- **DATA SECTION**
--------
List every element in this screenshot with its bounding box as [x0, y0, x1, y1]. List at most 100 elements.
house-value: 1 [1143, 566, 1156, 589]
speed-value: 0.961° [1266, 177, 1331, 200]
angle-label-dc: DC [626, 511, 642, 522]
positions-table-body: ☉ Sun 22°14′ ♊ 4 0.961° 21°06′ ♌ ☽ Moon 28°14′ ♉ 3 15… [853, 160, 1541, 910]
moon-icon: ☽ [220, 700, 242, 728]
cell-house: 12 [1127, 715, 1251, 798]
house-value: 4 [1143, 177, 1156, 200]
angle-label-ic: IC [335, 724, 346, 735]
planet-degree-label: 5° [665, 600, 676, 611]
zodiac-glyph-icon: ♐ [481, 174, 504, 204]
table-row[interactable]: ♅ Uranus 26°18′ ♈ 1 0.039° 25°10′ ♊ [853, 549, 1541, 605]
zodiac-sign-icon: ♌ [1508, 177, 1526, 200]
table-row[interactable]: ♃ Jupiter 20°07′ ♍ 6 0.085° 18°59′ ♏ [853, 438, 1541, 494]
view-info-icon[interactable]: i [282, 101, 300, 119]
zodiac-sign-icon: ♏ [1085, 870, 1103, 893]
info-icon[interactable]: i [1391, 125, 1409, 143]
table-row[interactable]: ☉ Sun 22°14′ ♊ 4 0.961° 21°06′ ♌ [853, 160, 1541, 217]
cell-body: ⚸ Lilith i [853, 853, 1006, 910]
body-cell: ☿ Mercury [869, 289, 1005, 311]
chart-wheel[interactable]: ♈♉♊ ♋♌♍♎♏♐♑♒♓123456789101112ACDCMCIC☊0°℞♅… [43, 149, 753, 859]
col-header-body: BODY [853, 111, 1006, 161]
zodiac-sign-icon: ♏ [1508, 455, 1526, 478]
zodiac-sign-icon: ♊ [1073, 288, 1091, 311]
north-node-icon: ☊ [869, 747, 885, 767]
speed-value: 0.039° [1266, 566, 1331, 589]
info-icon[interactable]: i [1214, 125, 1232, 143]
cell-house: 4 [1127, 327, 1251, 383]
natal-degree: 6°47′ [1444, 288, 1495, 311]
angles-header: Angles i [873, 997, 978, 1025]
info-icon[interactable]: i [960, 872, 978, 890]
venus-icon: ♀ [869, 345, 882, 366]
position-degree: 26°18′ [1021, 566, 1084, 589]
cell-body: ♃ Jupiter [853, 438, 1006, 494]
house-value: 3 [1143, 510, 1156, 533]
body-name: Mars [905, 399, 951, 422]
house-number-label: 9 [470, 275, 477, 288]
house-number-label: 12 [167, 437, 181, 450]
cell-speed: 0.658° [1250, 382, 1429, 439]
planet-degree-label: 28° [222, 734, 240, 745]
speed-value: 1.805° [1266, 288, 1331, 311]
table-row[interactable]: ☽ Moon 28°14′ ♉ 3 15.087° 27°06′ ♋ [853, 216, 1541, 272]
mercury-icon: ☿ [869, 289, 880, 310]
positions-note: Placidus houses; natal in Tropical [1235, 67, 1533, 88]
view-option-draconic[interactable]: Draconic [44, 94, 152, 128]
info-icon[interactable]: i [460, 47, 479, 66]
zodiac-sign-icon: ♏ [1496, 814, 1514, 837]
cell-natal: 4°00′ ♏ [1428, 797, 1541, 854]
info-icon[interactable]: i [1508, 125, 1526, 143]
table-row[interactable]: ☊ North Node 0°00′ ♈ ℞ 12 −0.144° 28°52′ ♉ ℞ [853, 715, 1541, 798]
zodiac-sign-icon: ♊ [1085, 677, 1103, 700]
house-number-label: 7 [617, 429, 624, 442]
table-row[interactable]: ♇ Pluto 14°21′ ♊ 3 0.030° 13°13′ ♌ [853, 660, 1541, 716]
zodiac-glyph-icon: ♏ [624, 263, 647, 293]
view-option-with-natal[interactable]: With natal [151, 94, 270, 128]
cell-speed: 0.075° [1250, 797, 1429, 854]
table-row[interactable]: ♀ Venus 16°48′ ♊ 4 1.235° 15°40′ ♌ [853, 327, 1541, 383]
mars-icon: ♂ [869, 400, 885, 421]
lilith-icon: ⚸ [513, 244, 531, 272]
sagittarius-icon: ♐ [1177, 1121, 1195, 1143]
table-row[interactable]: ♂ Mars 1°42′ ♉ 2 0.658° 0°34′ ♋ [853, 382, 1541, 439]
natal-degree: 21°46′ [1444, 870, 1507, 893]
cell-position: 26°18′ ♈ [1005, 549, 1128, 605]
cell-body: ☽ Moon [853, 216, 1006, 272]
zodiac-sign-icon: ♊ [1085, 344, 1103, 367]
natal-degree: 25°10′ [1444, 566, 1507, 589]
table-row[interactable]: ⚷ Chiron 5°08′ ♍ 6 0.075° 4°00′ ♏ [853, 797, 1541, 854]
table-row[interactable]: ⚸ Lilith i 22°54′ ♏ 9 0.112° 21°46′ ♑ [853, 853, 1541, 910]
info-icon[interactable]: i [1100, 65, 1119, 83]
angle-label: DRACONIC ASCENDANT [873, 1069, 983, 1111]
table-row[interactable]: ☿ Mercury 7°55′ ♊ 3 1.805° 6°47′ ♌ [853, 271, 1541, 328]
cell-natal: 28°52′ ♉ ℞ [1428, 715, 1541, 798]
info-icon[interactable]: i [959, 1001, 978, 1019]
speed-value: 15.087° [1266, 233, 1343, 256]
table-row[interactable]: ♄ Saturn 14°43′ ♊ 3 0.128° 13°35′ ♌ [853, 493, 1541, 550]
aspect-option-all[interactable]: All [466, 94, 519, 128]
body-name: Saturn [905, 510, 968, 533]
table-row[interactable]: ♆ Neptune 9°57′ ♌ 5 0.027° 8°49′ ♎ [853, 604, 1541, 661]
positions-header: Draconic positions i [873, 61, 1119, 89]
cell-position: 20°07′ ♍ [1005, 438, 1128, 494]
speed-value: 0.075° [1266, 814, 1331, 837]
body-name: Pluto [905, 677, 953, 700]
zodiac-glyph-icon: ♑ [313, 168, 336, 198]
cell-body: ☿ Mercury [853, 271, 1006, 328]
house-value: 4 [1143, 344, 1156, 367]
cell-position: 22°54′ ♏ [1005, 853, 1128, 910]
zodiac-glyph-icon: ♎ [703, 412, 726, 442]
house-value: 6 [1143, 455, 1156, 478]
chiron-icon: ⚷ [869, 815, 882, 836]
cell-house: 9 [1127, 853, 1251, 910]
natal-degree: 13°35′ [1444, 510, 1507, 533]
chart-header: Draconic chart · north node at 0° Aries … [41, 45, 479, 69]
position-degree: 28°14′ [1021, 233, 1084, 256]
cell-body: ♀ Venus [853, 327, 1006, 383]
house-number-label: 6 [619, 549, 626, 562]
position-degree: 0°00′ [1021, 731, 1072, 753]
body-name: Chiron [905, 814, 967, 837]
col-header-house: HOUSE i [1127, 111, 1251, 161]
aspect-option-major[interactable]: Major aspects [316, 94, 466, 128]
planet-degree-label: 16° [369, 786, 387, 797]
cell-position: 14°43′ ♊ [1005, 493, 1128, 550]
--------
- **EXERCISE PROMPT**
Extract each line of the records above verbatim and in its original order.

- **WORKED ANSWER**
List every element in this screenshot with its bounding box as [x0, y0, x1, y1]. List at most 100 elements.
house-value: 1 [1143, 566, 1156, 589]
speed-value: 0.961° [1266, 177, 1331, 200]
angle-label-dc: DC [626, 511, 642, 522]
positions-table-body: ☉ Sun 22°14′ ♊ 4 0.961° 21°06′ ♌ ☽ Moon 28°14′ ♉ 3 15… [853, 160, 1541, 910]
moon-icon: ☽ [220, 700, 242, 728]
cell-house: 12 [1127, 715, 1251, 798]
house-value: 4 [1143, 177, 1156, 200]
angle-label-ic: IC [335, 724, 346, 735]
planet-degree-label: 5° [665, 600, 676, 611]
zodiac-glyph-icon: ♐ [481, 174, 504, 204]
table-row[interactable]: ♅ Uranus 26°18′ ♈ 1 0.039° 25°10′ ♊ [853, 549, 1541, 605]
zodiac-sign-icon: ♌ [1508, 177, 1526, 200]
table-row[interactable]: ♃ Jupiter 20°07′ ♍ 6 0.085° 18°59′ ♏ [853, 438, 1541, 494]
view-info-icon[interactable]: i [282, 101, 300, 119]
zodiac-sign-icon: ♏ [1085, 870, 1103, 893]
info-icon[interactable]: i [1391, 125, 1409, 143]
table-row[interactable]: ☉ Sun 22°14′ ♊ 4 0.961° 21°06′ ♌ [853, 160, 1541, 217]
cell-body: ⚸ Lilith i [853, 853, 1006, 910]
body-cell: ☿ Mercury [869, 289, 1005, 311]
chart-wheel[interactable]: ♈♉♊ ♋♌♍♎♏♐♑♒♓123456789101112ACDCMCIC☊0°℞♅… [43, 149, 753, 859]
col-header-body: BODY [853, 111, 1006, 161]
zodiac-sign-icon: ♏ [1508, 455, 1526, 478]
zodiac-sign-icon: ♊ [1073, 288, 1091, 311]
north-node-icon: ☊ [869, 747, 885, 767]
speed-value: 0.039° [1266, 566, 1331, 589]
info-icon[interactable]: i [1214, 125, 1232, 143]
cell-house: 4 [1127, 327, 1251, 383]
natal-degree: 6°47′ [1444, 288, 1495, 311]
angles-header: Angles i [873, 997, 978, 1025]
info-icon[interactable]: i [960, 872, 978, 890]
venus-icon: ♀ [869, 345, 882, 366]
position-degree: 26°18′ [1021, 566, 1084, 589]
cell-body: ♃ Jupiter [853, 438, 1006, 494]
house-value: 3 [1143, 510, 1156, 533]
body-name: Mars [905, 399, 951, 422]
house-number-label: 9 [470, 275, 477, 288]
house-number-label: 12 [167, 437, 181, 450]
cell-speed: 0.658° [1250, 382, 1429, 439]
planet-degree-label: 28° [222, 734, 240, 745]
speed-value: 1.805° [1266, 288, 1331, 311]
table-row[interactable]: ☽ Moon 28°14′ ♉ 3 15.087° 27°06′ ♋ [853, 216, 1541, 272]
mercury-icon: ☿ [869, 289, 880, 310]
positions-note: Placidus houses; natal in Tropical [1235, 67, 1533, 88]
view-option-draconic[interactable]: Draconic [44, 94, 152, 128]
info-icon[interactable]: i [460, 47, 479, 66]
zodiac-sign-icon: ♏ [1496, 814, 1514, 837]
cell-natal: 4°00′ ♏ [1428, 797, 1541, 854]
info-icon[interactable]: i [1508, 125, 1526, 143]
table-row[interactable]: ☊ North Node 0°00′ ♈ ℞ 12 −0.144° 28°52′ ♉ ℞ [853, 715, 1541, 798]
zodiac-sign-icon: ♊ [1085, 677, 1103, 700]
house-number-label: 7 [617, 429, 624, 442]
table-row[interactable]: ♇ Pluto 14°21′ ♊ 3 0.030° 13°13′ ♌ [853, 660, 1541, 716]
zodiac-glyph-icon: ♏ [624, 263, 647, 293]
view-option-with-natal[interactable]: With natal [151, 94, 270, 128]
cell-speed: 0.075° [1250, 797, 1429, 854]
table-row[interactable]: ♀ Venus 16°48′ ♊ 4 1.235° 15°40′ ♌ [853, 327, 1541, 383]
mars-icon: ♂ [869, 400, 885, 421]
lilith-icon: ⚸ [513, 244, 531, 272]
sagittarius-icon: ♐ [1177, 1121, 1195, 1143]
table-row[interactable]: ♂ Mars 1°42′ ♉ 2 0.658° 0°34′ ♋ [853, 382, 1541, 439]
natal-degree: 21°46′ [1444, 870, 1507, 893]
cell-position: 26°18′ ♈ [1005, 549, 1128, 605]
cell-body: ☽ Moon [853, 216, 1006, 272]
zodiac-sign-icon: ♊ [1085, 344, 1103, 367]
natal-degree: 25°10′ [1444, 566, 1507, 589]
table-row[interactable]: ⚷ Chiron 5°08′ ♍ 6 0.075° 4°00′ ♏ [853, 797, 1541, 854]
table-row[interactable]: ⚸ Lilith i 22°54′ ♏ 9 0.112° 21°46′ ♑ [853, 853, 1541, 910]
info-icon[interactable]: i [1100, 65, 1119, 83]
angle-label: DRACONIC ASCENDANT [873, 1069, 983, 1111]
table-row[interactable]: ☿ Mercury 7°55′ ♊ 3 1.805° 6°47′ ♌ [853, 271, 1541, 328]
cell-natal: 28°52′ ♉ ℞ [1428, 715, 1541, 798]
info-icon[interactable]: i [959, 1001, 978, 1019]
speed-value: 15.087° [1266, 233, 1343, 256]
table-row[interactable]: ♄ Saturn 14°43′ ♊ 3 0.128° 13°35′ ♌ [853, 493, 1541, 550]
aspect-option-all[interactable]: All [466, 94, 519, 128]
body-name: Saturn [905, 510, 968, 533]
table-row[interactable]: ♆ Neptune 9°57′ ♌ 5 0.027° 8°49′ ♎ [853, 604, 1541, 661]
positions-header: Draconic positions i [873, 61, 1119, 89]
cell-position: 20°07′ ♍ [1005, 438, 1128, 494]
speed-value: 0.075° [1266, 814, 1331, 837]
body-name: Pluto [905, 677, 953, 700]
zodiac-glyph-icon: ♑ [313, 168, 336, 198]
cell-body: ☿ Mercury [853, 271, 1006, 328]
house-value: 4 [1143, 344, 1156, 367]
cell-position: 22°54′ ♏ [1005, 853, 1128, 910]
zodiac-glyph-icon: ♎ [703, 412, 726, 442]
house-value: 6 [1143, 455, 1156, 478]
chiron-icon: ⚷ [869, 815, 882, 836]
cell-house: 9 [1127, 853, 1251, 910]
natal-degree: 13°35′ [1444, 510, 1507, 533]
chart-header: Draconic chart · north node at 0° Aries … [41, 45, 479, 69]
position-degree: 28°14′ [1021, 233, 1084, 256]
cell-body: ♀ Venus [853, 327, 1006, 383]
house-number-label: 6 [619, 549, 626, 562]
position-degree: 0°00′ [1021, 731, 1072, 753]
body-name: Chiron [905, 814, 967, 837]
col-header-house: HOUSE i [1127, 111, 1251, 161]
aspect-option-major[interactable]: Major aspects [316, 94, 466, 128]
planet-degree-label: 16° [369, 786, 387, 797]
cell-position: 14°43′ ♊ [1005, 493, 1128, 550]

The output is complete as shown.